## Begin Data provided
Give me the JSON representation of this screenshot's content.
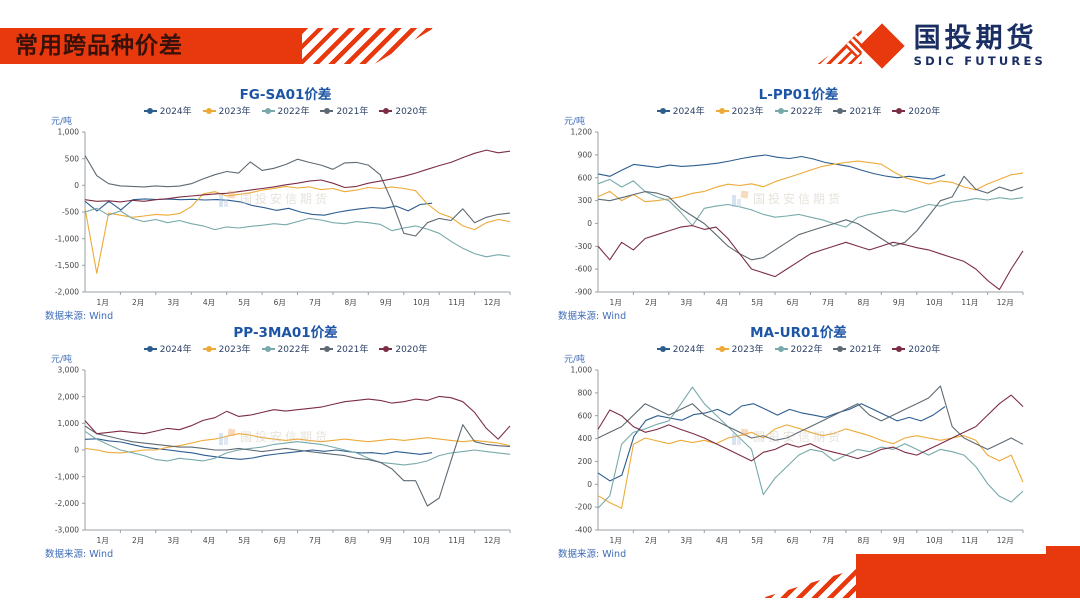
{
  "header": {
    "title": "常用跨品种价差",
    "banner_color": "#e8380d"
  },
  "logo": {
    "company_cn": "国投期货",
    "company_en": "SDIC FUTURES",
    "navy": "#1b2e63",
    "red": "#e8380d"
  },
  "watermark": {
    "text": "国投安信期货"
  },
  "source": {
    "label": "数据来源: Wind"
  },
  "chart_data": [
    {
      "type": "line",
      "title": "FG-SA01价差",
      "ylabel": "元/吨",
      "ylim": [
        -2000,
        1000
      ],
      "yticks": [
        1000,
        500,
        0,
        -500,
        -1000,
        -1500,
        -2000
      ],
      "x_categories": [
        "1月",
        "2月",
        "3月",
        "4月",
        "5月",
        "6月",
        "7月",
        "8月",
        "9月",
        "10月",
        "11月",
        "12月"
      ],
      "legend_position": "top",
      "grid": false,
      "series": [
        {
          "name": "2024年",
          "color": "#2c5d8f",
          "x_end": 9.8,
          "values": [
            -300,
            -480,
            -300,
            -460,
            -270,
            -255,
            -265,
            -258,
            -270,
            -262,
            -275,
            -268,
            -280,
            -310,
            -380,
            -420,
            -470,
            -430,
            -500,
            -545,
            -560,
            -510,
            -470,
            -440,
            -415,
            -430,
            -390,
            -480,
            -360,
            -335
          ]
        },
        {
          "name": "2023年",
          "color": "#edaa38",
          "x_end": 12,
          "values": [
            -430,
            -1650,
            -520,
            -560,
            -600,
            -575,
            -545,
            -560,
            -530,
            -400,
            -160,
            -120,
            -200,
            -170,
            -140,
            -90,
            -60,
            -20,
            -50,
            -30,
            -80,
            -60,
            -120,
            -90,
            -40,
            -60,
            -30,
            -60,
            -100,
            -350,
            -520,
            -600,
            -760,
            -830,
            -700,
            -640,
            -680
          ]
        },
        {
          "name": "2022年",
          "color": "#77a9aa",
          "x_end": 12,
          "values": [
            -500,
            -430,
            -560,
            -480,
            -620,
            -680,
            -640,
            -700,
            -660,
            -720,
            -760,
            -830,
            -780,
            -800,
            -770,
            -750,
            -720,
            -740,
            -680,
            -620,
            -650,
            -700,
            -720,
            -680,
            -700,
            -730,
            -850,
            -800,
            -760,
            -820,
            -900,
            -1050,
            -1180,
            -1280,
            -1340,
            -1300,
            -1330
          ]
        },
        {
          "name": "2021年",
          "color": "#5e6a73",
          "x_end": 12,
          "values": [
            560,
            180,
            30,
            -10,
            -20,
            -30,
            -10,
            -25,
            -15,
            30,
            120,
            200,
            260,
            230,
            440,
            280,
            320,
            390,
            490,
            430,
            380,
            300,
            420,
            430,
            380,
            200,
            -300,
            -900,
            -950,
            -700,
            -620,
            -660,
            -440,
            -700,
            -600,
            -545,
            -520
          ]
        },
        {
          "name": "2020年",
          "color": "#7c2d45",
          "x_end": 12,
          "values": [
            -270,
            -300,
            -290,
            -310,
            -280,
            -300,
            -270,
            -250,
            -220,
            -200,
            -180,
            -160,
            -150,
            -120,
            -90,
            -60,
            -30,
            10,
            40,
            80,
            100,
            40,
            -40,
            -20,
            40,
            80,
            120,
            170,
            230,
            300,
            370,
            430,
            520,
            600,
            660,
            610,
            640
          ]
        }
      ]
    },
    {
      "type": "line",
      "title": "L-PP01价差",
      "ylabel": "元/吨",
      "ylim": [
        -900,
        1200
      ],
      "yticks": [
        1200,
        900,
        600,
        300,
        0,
        -300,
        -600,
        -900
      ],
      "x_categories": [
        "1月",
        "2月",
        "3月",
        "4月",
        "5月",
        "6月",
        "7月",
        "8月",
        "9月",
        "10月",
        "11月",
        "12月"
      ],
      "legend_position": "top",
      "grid": false,
      "series": [
        {
          "name": "2024年",
          "color": "#2c5d8f",
          "x_end": 9.8,
          "values": [
            650,
            618,
            700,
            775,
            755,
            735,
            765,
            748,
            758,
            772,
            790,
            820,
            852,
            880,
            898,
            868,
            852,
            878,
            845,
            800,
            775,
            748,
            700,
            655,
            622,
            600,
            618,
            598,
            582,
            640
          ]
        },
        {
          "name": "2023年",
          "color": "#edaa38",
          "x_end": 12,
          "values": [
            350,
            420,
            300,
            380,
            285,
            300,
            320,
            350,
            395,
            420,
            475,
            515,
            498,
            520,
            482,
            548,
            598,
            648,
            700,
            748,
            778,
            800,
            818,
            798,
            778,
            680,
            600,
            558,
            518,
            558,
            538,
            478,
            442,
            518,
            578,
            640,
            660
          ]
        },
        {
          "name": "2022年",
          "color": "#77a9aa",
          "x_end": 12,
          "values": [
            520,
            578,
            478,
            558,
            418,
            348,
            298,
            148,
            -30,
            198,
            228,
            248,
            218,
            178,
            118,
            82,
            98,
            118,
            82,
            48,
            -2,
            -48,
            78,
            118,
            148,
            178,
            148,
            198,
            248,
            228,
            278,
            298,
            328,
            308,
            338,
            318,
            338
          ]
        },
        {
          "name": "2021年",
          "color": "#5e6a73",
          "x_end": 12,
          "values": [
            318,
            298,
            338,
            378,
            418,
            398,
            348,
            198,
            98,
            -2,
            -148,
            -298,
            -398,
            -478,
            -448,
            -348,
            -248,
            -148,
            -98,
            -48,
            -2,
            48,
            -2,
            -98,
            -198,
            -298,
            -248,
            -98,
            98,
            298,
            348,
            618,
            448,
            398,
            478,
            428,
            478
          ]
        },
        {
          "name": "2020年",
          "color": "#7c2d45",
          "x_end": 12,
          "values": [
            -298,
            -478,
            -248,
            -348,
            -198,
            -148,
            -98,
            -48,
            -28,
            -78,
            -48,
            -198,
            -398,
            -598,
            -648,
            -698,
            -598,
            -498,
            -398,
            -348,
            -298,
            -248,
            -298,
            -348,
            -298,
            -248,
            -278,
            -318,
            -348,
            -398,
            -448,
            -498,
            -598,
            -748,
            -868,
            -598,
            -360
          ]
        }
      ]
    },
    {
      "type": "line",
      "title": "PP-3MA01价差",
      "ylabel": "元/吨",
      "ylim": [
        -3000,
        3000
      ],
      "yticks": [
        3000,
        2000,
        1000,
        0,
        -1000,
        -2000,
        -3000
      ],
      "x_categories": [
        "1月",
        "2月",
        "3月",
        "4月",
        "5月",
        "6月",
        "7月",
        "8月",
        "9月",
        "10月",
        "11月",
        "12月"
      ],
      "legend_position": "top",
      "grid": false,
      "series": [
        {
          "name": "2024年",
          "color": "#2c5d8f",
          "x_end": 9.8,
          "values": [
            400,
            420,
            340,
            300,
            200,
            100,
            50,
            0,
            -60,
            -110,
            -200,
            -260,
            -310,
            -350,
            -300,
            -210,
            -150,
            -100,
            -50,
            0,
            -50,
            0,
            -60,
            -110,
            -100,
            -150,
            -60,
            -110,
            -160,
            -100
          ]
        },
        {
          "name": "2023年",
          "color": "#edaa38",
          "x_end": 12,
          "values": [
            60,
            0,
            -90,
            -110,
            -60,
            0,
            0,
            100,
            160,
            260,
            360,
            410,
            510,
            610,
            560,
            460,
            410,
            360,
            410,
            360,
            310,
            360,
            410,
            360,
            310,
            360,
            410,
            360,
            410,
            460,
            410,
            360,
            310,
            360,
            310,
            260,
            160
          ]
        },
        {
          "name": "2022年",
          "color": "#77a9aa",
          "x_end": 12,
          "values": [
            700,
            400,
            200,
            0,
            -100,
            -210,
            -360,
            -410,
            -310,
            -360,
            -410,
            -310,
            -110,
            0,
            60,
            110,
            210,
            260,
            310,
            260,
            210,
            110,
            0,
            -110,
            -310,
            -460,
            -510,
            -560,
            -510,
            -410,
            -210,
            -110,
            -60,
            0,
            -60,
            -110,
            -160
          ]
        },
        {
          "name": "2021年",
          "color": "#5e6a73",
          "x_end": 12,
          "values": [
            900,
            610,
            510,
            410,
            310,
            260,
            210,
            160,
            110,
            110,
            60,
            0,
            0,
            60,
            0,
            -60,
            0,
            60,
            0,
            -60,
            -110,
            -160,
            -210,
            -310,
            -360,
            -460,
            -710,
            -1150,
            -1150,
            -2100,
            -1800,
            -400,
            950,
            310,
            210,
            160,
            130
          ]
        },
        {
          "name": "2020年",
          "color": "#7c2d45",
          "x_end": 12,
          "values": [
            1100,
            610,
            660,
            710,
            660,
            610,
            710,
            810,
            760,
            910,
            1110,
            1210,
            1450,
            1260,
            1310,
            1410,
            1510,
            1460,
            1510,
            1560,
            1610,
            1710,
            1810,
            1860,
            1910,
            1860,
            1760,
            1810,
            1910,
            1860,
            2010,
            1960,
            1810,
            1410,
            810,
            410,
            900
          ]
        }
      ]
    },
    {
      "type": "line",
      "title": "MA-UR01价差",
      "ylabel": "元/吨",
      "ylim": [
        -400,
        1000
      ],
      "yticks": [
        1000,
        800,
        600,
        400,
        200,
        0,
        -200,
        -400
      ],
      "x_categories": [
        "1月",
        "2月",
        "3月",
        "4月",
        "5月",
        "6月",
        "7月",
        "8月",
        "9月",
        "10月",
        "11月",
        "12月"
      ],
      "legend_position": "top",
      "grid": false,
      "series": [
        {
          "name": "2024年",
          "color": "#2c5d8f",
          "x_end": 9.8,
          "values": [
            100,
            30,
            80,
            420,
            560,
            600,
            580,
            560,
            610,
            625,
            655,
            605,
            685,
            705,
            655,
            605,
            655,
            625,
            605,
            585,
            625,
            655,
            705,
            655,
            605,
            555,
            585,
            555,
            605,
            680
          ]
        },
        {
          "name": "2023年",
          "color": "#edaa38",
          "x_end": 12,
          "values": [
            -100,
            -160,
            -210,
            350,
            405,
            380,
            355,
            385,
            365,
            385,
            355,
            405,
            425,
            455,
            405,
            485,
            520,
            490,
            455,
            425,
            445,
            485,
            455,
            425,
            385,
            355,
            405,
            425,
            405,
            385,
            405,
            425,
            385,
            255,
            205,
            255,
            20
          ]
        },
        {
          "name": "2022年",
          "color": "#77a9aa",
          "x_end": 12,
          "values": [
            -210,
            -100,
            350,
            455,
            485,
            525,
            555,
            700,
            850,
            705,
            605,
            505,
            405,
            305,
            -90,
            55,
            155,
            255,
            305,
            285,
            205,
            255,
            305,
            285,
            325,
            305,
            355,
            305,
            255,
            305,
            285,
            255,
            155,
            5,
            -105,
            -155,
            -60
          ]
        },
        {
          "name": "2021年",
          "color": "#5e6a73",
          "x_end": 12,
          "values": [
            405,
            455,
            505,
            605,
            705,
            655,
            605,
            655,
            705,
            605,
            555,
            505,
            455,
            405,
            425,
            385,
            405,
            455,
            505,
            555,
            605,
            655,
            705,
            605,
            555,
            605,
            655,
            705,
            755,
            860,
            505,
            405,
            355,
            305,
            355,
            405,
            350
          ]
        },
        {
          "name": "2020年",
          "color": "#7c2d45",
          "x_end": 12,
          "values": [
            480,
            650,
            600,
            505,
            455,
            480,
            520,
            480,
            445,
            405,
            355,
            305,
            255,
            205,
            280,
            305,
            355,
            325,
            355,
            305,
            280,
            255,
            225,
            260,
            305,
            325,
            280,
            255,
            305,
            355,
            405,
            455,
            505,
            605,
            705,
            780,
            680
          ]
        }
      ]
    }
  ]
}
## End Data provided
◆ **Given instruction**
All lines of the data above that include the word "title" must be shown.

◆ **Response below**
    "title": "常用跨品种价差",
      "title": "FG-SA01价差",
      "title": "L-PP01价差",
      "title": "PP-3MA01价差",
      "title": "MA-UR01价差",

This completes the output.